WHAT THE EXERCISE ASKS →
Copy, in full, each line of the material that holds the word "salary".

WORKING DATA →
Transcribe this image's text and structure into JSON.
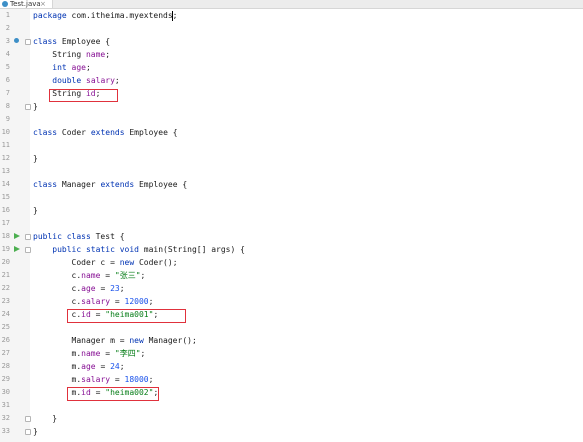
{
  "tab": {
    "filename": "Test.java",
    "close_glyph": "×"
  },
  "lines": [
    {
      "n": "1",
      "code": "<span class=\"kw\">package</span> com.itheima.myextends;"
    },
    {
      "n": "2",
      "code": ""
    },
    {
      "n": "3",
      "code": "<span class=\"kw\">class</span> Employee {"
    },
    {
      "n": "4",
      "code": "    String <span class=\"fld\">name</span>;"
    },
    {
      "n": "5",
      "code": "    <span class=\"kw\">int</span> <span class=\"fld\">age</span>;"
    },
    {
      "n": "6",
      "code": "    <span class=\"kw\">double</span> <span class=\"fld\">salary</span>;"
    },
    {
      "n": "7",
      "code": "    String <span class=\"fld\">id</span>;"
    },
    {
      "n": "8",
      "code": "}"
    },
    {
      "n": "9",
      "code": ""
    },
    {
      "n": "10",
      "code": "<span class=\"kw\">class</span> Coder <span class=\"kw\">extends</span> Employee {"
    },
    {
      "n": "11",
      "code": ""
    },
    {
      "n": "12",
      "code": "}"
    },
    {
      "n": "13",
      "code": ""
    },
    {
      "n": "14",
      "code": "<span class=\"kw\">class</span> Manager <span class=\"kw\">extends</span> Employee {"
    },
    {
      "n": "15",
      "code": ""
    },
    {
      "n": "16",
      "code": "}"
    },
    {
      "n": "17",
      "code": ""
    },
    {
      "n": "18",
      "code": "<span class=\"kw\">public class</span> Test {"
    },
    {
      "n": "19",
      "code": "    <span class=\"kw\">public static void</span> main(String[] args) {"
    },
    {
      "n": "20",
      "code": "        Coder c = <span class=\"kw\">new</span> Coder();"
    },
    {
      "n": "21",
      "code": "        c.<span class=\"fld\">name</span> = <span class=\"str\">\"张三\"</span>;"
    },
    {
      "n": "22",
      "code": "        c.<span class=\"fld\">age</span> = <span class=\"num\">23</span>;"
    },
    {
      "n": "23",
      "code": "        c.<span class=\"fld\">salary</span> = <span class=\"num\">12000</span>;"
    },
    {
      "n": "24",
      "code": "        c.<span class=\"fld\">id</span> = <span class=\"str\">\"heima001\"</span>;"
    },
    {
      "n": "25",
      "code": ""
    },
    {
      "n": "26",
      "code": "        Manager m = <span class=\"kw\">new</span> Manager();"
    },
    {
      "n": "27",
      "code": "        m.<span class=\"fld\">name</span> = <span class=\"str\">\"李四\"</span>;"
    },
    {
      "n": "28",
      "code": "        m.<span class=\"fld\">age</span> = <span class=\"num\">24</span>;"
    },
    {
      "n": "29",
      "code": "        m.<span class=\"fld\">salary</span> = <span class=\"num\">18000</span>;"
    },
    {
      "n": "30",
      "code": "        m.<span class=\"fld\">id</span> = <span class=\"str\">\"heima002\"</span>;"
    },
    {
      "n": "31",
      "code": ""
    },
    {
      "n": "32",
      "code": "    }"
    },
    {
      "n": "33",
      "code": "}"
    }
  ],
  "colors": {
    "keyword": "#0033b3",
    "field": "#871094",
    "string": "#067d17",
    "number": "#1750eb",
    "highlight_box": "#e0313c",
    "run_icon": "#4caf50"
  },
  "gutter_icons": {
    "3": "implemented-icon",
    "18": "run-icon",
    "19": "run-icon"
  }
}
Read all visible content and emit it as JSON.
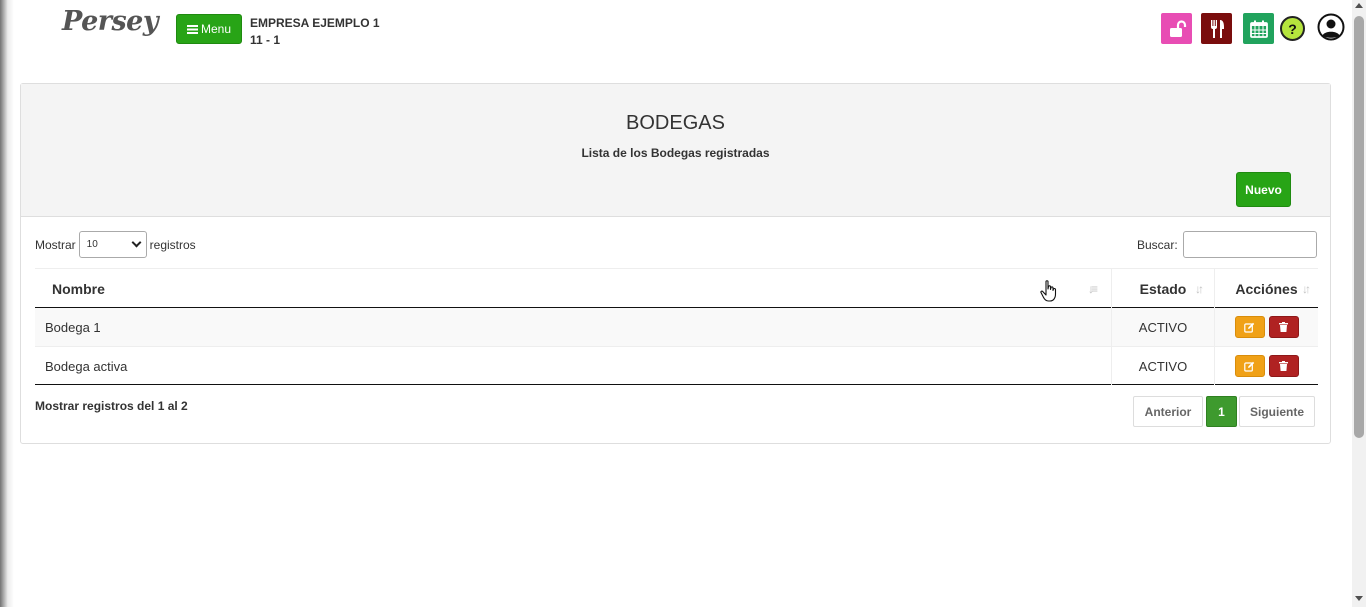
{
  "header": {
    "logo_text": "Persey",
    "menu_label": "Menu",
    "company_name": "EMPRESA EJEMPLO 1",
    "company_code": "11 - 1",
    "icons": [
      "lock-open-icon",
      "utensils-icon",
      "calendar-icon",
      "help-icon",
      "user-circle-icon"
    ],
    "help_glyph": "?",
    "colors": {
      "lock": "#e84db4",
      "food": "#7a0d0d",
      "calendar": "#21a35d",
      "help": "#b5e43d",
      "menu": "#28a416"
    }
  },
  "page": {
    "title": "BODEGAS",
    "subtitle": "Lista de los Bodegas registradas",
    "new_button": "Nuevo"
  },
  "controls": {
    "show_label": "Mostrar",
    "page_size": "10",
    "records_label": "registros",
    "search_label": "Buscar:",
    "search_value": ""
  },
  "table": {
    "columns": [
      "Nombre",
      "Estado",
      "Acciónes"
    ],
    "rows": [
      {
        "nombre": "Bodega 1",
        "estado": "ACTIVO"
      },
      {
        "nombre": "Bodega activa",
        "estado": "ACTIVO"
      }
    ]
  },
  "footer": {
    "info": "Mostrar registros del 1 al 2",
    "prev": "Anterior",
    "current_page": "1",
    "next": "Siguiente"
  }
}
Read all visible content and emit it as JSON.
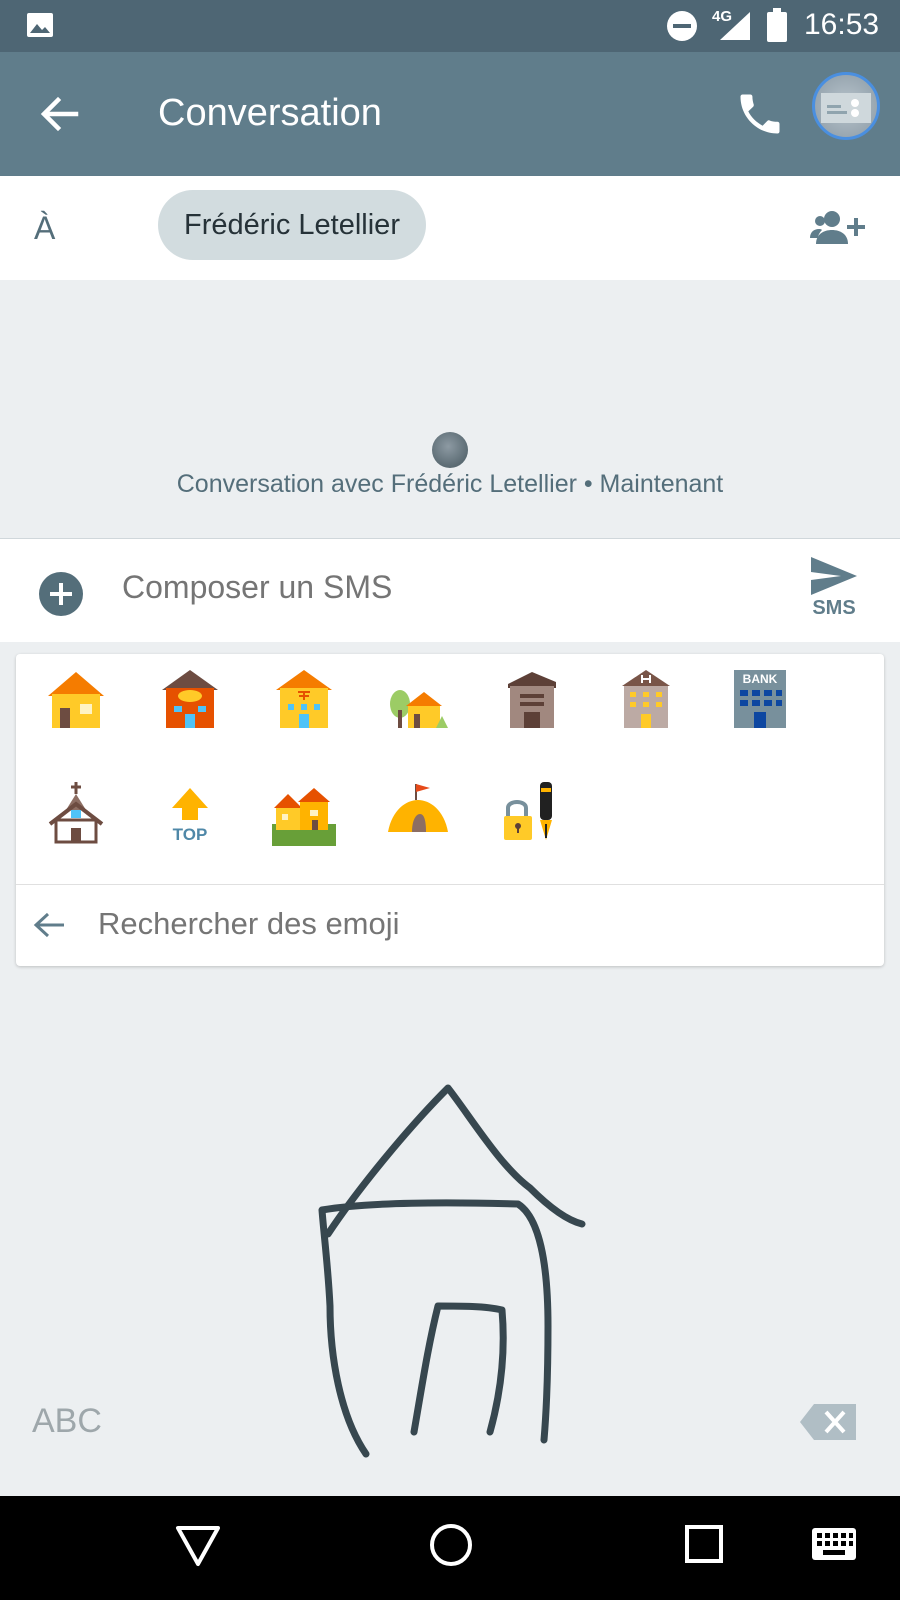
{
  "status_bar": {
    "network": "4G",
    "time": "16:53"
  },
  "app_bar": {
    "title": "Conversation"
  },
  "recipient": {
    "to_label": "À",
    "chip_name": "Frédéric Letellier"
  },
  "conversation": {
    "info": "Conversation avec Frédéric Letellier • Maintenant"
  },
  "compose": {
    "placeholder": "Composer un SMS",
    "send_label": "SMS"
  },
  "emoji_panel": {
    "search_placeholder": "Rechercher des emoji",
    "emojis": [
      "house-emoji",
      "post-office-emoji",
      "japanese-post-office-emoji",
      "house-with-garden-emoji",
      "derelict-house-emoji",
      "hospital-emoji",
      "bank-emoji",
      "church-emoji",
      "top-arrow-emoji",
      "houses-emoji",
      "camping-tent-emoji",
      "locked-with-pen-emoji"
    ],
    "bank_text": "BANK",
    "top_text": "TOP"
  },
  "keyboard": {
    "mode_label": "ABC"
  },
  "colors": {
    "status_bar": "#4e6674",
    "app_bar": "#607d8b",
    "accent": "#607d8b",
    "ink": "#37474f"
  }
}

WRITTEN ANSWER →
      "code": "    <span class=\"kw\">double</span> <span class=\"fld\">salary</span>;"
      "code": "        c.<span class=\"fld\">salary</span> = <span class=\"num\">12000</span>;"
      "code": "        m.<span class=\"fld\">salary</span> = <span class=\"num\">18000</span>;"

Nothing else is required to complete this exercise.